-- Start of DOCUMENT SECTION --
Adding to the excitement was the Tampa Bay Lightning/Toronto Maple Leafs game being broadcast on a giant screen where Canadian Community sponsors BlueStar, Global Payments, Star Micronics, Toshiba, Touch Dynamic, and Partner Tech set up their vendor tables. (Adding to my personal excitement was the Lightning/Leafs game letting out as I began my commute back to Erie, PA. It felt as if I was driving my truck through a New Year’s Eve party as the clock struck midnight. I traversed 12 city blocks in about 90 minutes.)
HR expert Ramon Calanza, the event’s featured speaker, shared several recruiting tips applicable to VARs and ISVs in his talk “The Labour Crunch: Strategies to Attract & Retain Talent in a Labour Shortage Market”:
- Create a recruitment plan that addresses your labor needs for the short-term, mid-term, and long-term. That should be the foundation to your action plan.
- Your social media activity may not result in a flood of resumes, but it will help your target audience to become familiar with your brand. Be acquainted with all social platforms your target audience utilizes.
- Outsource recruiting to agencies that will target passive candidates who are not searching job boards.
- The five key areas your company needs to be strong to attract candidates today are pay, benefits, perks, flexible work arrangements, and work-life balance.
-- End of DOCUMENT SECTION --
- WHAT YOU WILL DO
**a.** Recast the records, from their first line through the line holding "close-button[interactable]: Zavřít <box>750", inclusive, as a JSON list of strings with one string per line and blank lines left out.
**b.** Continue the event report on recruiting tips from where it stops.
The text and the records come from unrelated sources.
-- Start of GIVEN INFORMATION --
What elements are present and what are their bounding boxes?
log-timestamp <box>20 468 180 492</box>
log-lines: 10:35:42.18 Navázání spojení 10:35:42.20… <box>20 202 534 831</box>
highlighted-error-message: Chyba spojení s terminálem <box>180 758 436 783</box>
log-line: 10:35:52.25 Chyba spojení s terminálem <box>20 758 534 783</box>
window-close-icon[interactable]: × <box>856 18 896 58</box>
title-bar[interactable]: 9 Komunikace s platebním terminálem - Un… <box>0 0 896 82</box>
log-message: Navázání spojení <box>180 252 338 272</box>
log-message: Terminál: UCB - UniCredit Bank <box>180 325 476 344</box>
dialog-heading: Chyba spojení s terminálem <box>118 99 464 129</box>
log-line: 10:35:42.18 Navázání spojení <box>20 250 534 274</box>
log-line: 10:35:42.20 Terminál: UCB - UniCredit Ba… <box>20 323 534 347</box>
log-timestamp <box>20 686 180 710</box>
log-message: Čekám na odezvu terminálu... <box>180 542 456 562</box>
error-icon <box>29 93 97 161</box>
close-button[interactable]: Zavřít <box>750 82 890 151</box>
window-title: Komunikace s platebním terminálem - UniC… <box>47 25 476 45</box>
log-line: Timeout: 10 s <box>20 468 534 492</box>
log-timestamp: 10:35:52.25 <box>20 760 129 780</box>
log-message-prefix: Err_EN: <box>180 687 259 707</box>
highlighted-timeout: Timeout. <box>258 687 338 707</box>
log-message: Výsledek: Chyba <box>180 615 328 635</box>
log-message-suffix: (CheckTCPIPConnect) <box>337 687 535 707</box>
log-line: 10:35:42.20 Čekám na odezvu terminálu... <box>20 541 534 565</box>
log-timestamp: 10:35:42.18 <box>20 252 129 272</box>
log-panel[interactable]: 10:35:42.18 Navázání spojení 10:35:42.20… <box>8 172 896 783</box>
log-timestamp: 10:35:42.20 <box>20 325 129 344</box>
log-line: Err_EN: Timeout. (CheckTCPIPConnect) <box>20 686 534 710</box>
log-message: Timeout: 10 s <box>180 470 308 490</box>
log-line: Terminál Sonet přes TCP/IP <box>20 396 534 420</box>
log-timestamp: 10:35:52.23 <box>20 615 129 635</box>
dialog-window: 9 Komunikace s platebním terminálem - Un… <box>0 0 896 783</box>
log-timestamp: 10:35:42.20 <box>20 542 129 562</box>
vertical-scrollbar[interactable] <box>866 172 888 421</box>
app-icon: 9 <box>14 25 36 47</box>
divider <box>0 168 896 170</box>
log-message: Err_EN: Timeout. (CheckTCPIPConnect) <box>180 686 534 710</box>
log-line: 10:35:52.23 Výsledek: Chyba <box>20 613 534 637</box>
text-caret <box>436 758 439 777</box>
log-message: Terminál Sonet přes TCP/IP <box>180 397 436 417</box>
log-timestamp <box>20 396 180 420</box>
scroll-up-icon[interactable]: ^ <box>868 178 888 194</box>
-- End of GIVEN INFORMATION --
- WRITTEN RESPONSES
**a.**
[
  "What elements are present and what are their bounding boxes?",
  "log-timestamp <box>20 468 180 492</box>",
  "log-lines: 10:35:42.18 Navázání spojení 10:35:42.20… <box>20 202 534 831</box>",
  "highlighted-error-message: Chyba spojení s terminálem <box>180 758 436 783</box>",
  "log-line: 10:35:52.25 Chyba spojení s terminálem <box>20 758 534 783</box>",
  "window-close-icon[interactable]: × <box>856 18 896 58</box>",
  "title-bar[interactable]: 9 Komunikace s platebním terminálem - Un… <box>0 0 896 82</box>",
  "log-message: Navázání spojení <box>180 252 338 272</box>",
  "log-message: Terminál: UCB - UniCredit Bank <box>180 325 476 344</box>",
  "dialog-heading: Chyba spojení s terminálem <box>118 99 464 129</box>",
  "log-line: 10:35:42.18 Navázání spojení <box>20 250 534 274</box>",
  "log-line: 10:35:42.20 Terminál: UCB - UniCredit Ba… <box>20 323 534 347</box>",
  "log-timestamp <box>20 686 180 710</box>",
  "log-message: Čekám na odezvu terminálu... <box>180 542 456 562</box>",
  "error-icon <box>29 93 97 161</box>",
  "close-button[interactable]: Zavřít <box>750 82 890 151</box>"
]

**b.**
- Companies can always do more to attract candidates. Some of these might take you out of your comfort zone, but they may be what it takes to land your next company-elevating hire: referral program, sign-on bonus, pension program, profit sharing, and shares of the company.
- Change the required skill level to land the job and provide more on-the-job training to get a new hire up to speed. “If you can’t find them, make them,” Calanza said.
- Move through your hiring process with urgency. “Chances are the person whom you just interviewed also just interviewed somewhere else,” Calanza said. “Don’t sit on candidates and make them wait.”
The RSPA Canadian Community will meet next on day one of RetailNOW, July 24-26, in Orlando, the group’s first meeting in the U.S. since 2019.